» **Listed entries**

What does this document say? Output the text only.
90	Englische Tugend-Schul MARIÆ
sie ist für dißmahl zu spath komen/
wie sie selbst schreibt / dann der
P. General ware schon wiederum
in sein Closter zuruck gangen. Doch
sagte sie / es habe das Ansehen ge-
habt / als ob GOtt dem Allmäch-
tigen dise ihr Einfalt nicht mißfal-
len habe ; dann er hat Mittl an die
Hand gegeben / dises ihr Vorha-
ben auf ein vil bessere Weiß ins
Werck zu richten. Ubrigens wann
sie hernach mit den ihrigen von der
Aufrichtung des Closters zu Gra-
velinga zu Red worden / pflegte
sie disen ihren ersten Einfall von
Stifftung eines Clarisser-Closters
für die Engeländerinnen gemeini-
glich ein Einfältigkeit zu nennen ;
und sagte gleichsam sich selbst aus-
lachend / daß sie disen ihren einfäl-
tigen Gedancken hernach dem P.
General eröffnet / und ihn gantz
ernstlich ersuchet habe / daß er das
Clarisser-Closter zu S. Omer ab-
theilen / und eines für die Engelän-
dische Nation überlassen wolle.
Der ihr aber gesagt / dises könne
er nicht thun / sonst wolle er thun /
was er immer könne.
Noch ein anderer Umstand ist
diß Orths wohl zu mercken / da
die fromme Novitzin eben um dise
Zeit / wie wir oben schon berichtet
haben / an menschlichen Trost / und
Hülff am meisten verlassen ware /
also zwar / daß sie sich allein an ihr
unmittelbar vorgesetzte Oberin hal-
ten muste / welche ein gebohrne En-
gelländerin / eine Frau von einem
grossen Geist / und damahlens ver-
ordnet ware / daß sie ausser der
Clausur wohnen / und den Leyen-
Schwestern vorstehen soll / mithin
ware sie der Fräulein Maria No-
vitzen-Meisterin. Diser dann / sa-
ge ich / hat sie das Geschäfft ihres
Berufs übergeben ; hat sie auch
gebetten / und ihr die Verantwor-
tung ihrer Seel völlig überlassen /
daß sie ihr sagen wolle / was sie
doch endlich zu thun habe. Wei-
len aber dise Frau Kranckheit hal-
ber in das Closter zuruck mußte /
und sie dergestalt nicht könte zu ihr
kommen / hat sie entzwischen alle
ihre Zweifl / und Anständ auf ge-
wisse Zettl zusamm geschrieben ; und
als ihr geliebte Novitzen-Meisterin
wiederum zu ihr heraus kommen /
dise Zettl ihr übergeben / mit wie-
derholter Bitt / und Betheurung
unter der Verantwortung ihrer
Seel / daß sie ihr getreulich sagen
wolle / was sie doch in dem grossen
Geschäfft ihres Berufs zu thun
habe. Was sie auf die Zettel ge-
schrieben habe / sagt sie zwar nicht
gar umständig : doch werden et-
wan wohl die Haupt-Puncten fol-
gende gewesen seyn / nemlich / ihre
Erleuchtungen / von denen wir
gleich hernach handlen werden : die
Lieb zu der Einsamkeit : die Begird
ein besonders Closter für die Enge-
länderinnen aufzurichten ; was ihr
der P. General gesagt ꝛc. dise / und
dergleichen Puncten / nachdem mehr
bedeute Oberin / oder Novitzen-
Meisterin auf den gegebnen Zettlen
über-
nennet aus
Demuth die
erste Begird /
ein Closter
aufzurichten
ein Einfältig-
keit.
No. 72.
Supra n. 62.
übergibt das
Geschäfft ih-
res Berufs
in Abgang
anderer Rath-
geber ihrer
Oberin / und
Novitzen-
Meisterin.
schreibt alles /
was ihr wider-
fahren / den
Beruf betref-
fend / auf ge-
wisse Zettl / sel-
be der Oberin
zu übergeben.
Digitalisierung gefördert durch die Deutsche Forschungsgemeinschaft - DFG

» **Task brief**
Report only how many lines in the entries contain "eines".

» **Reply to the exercise**
2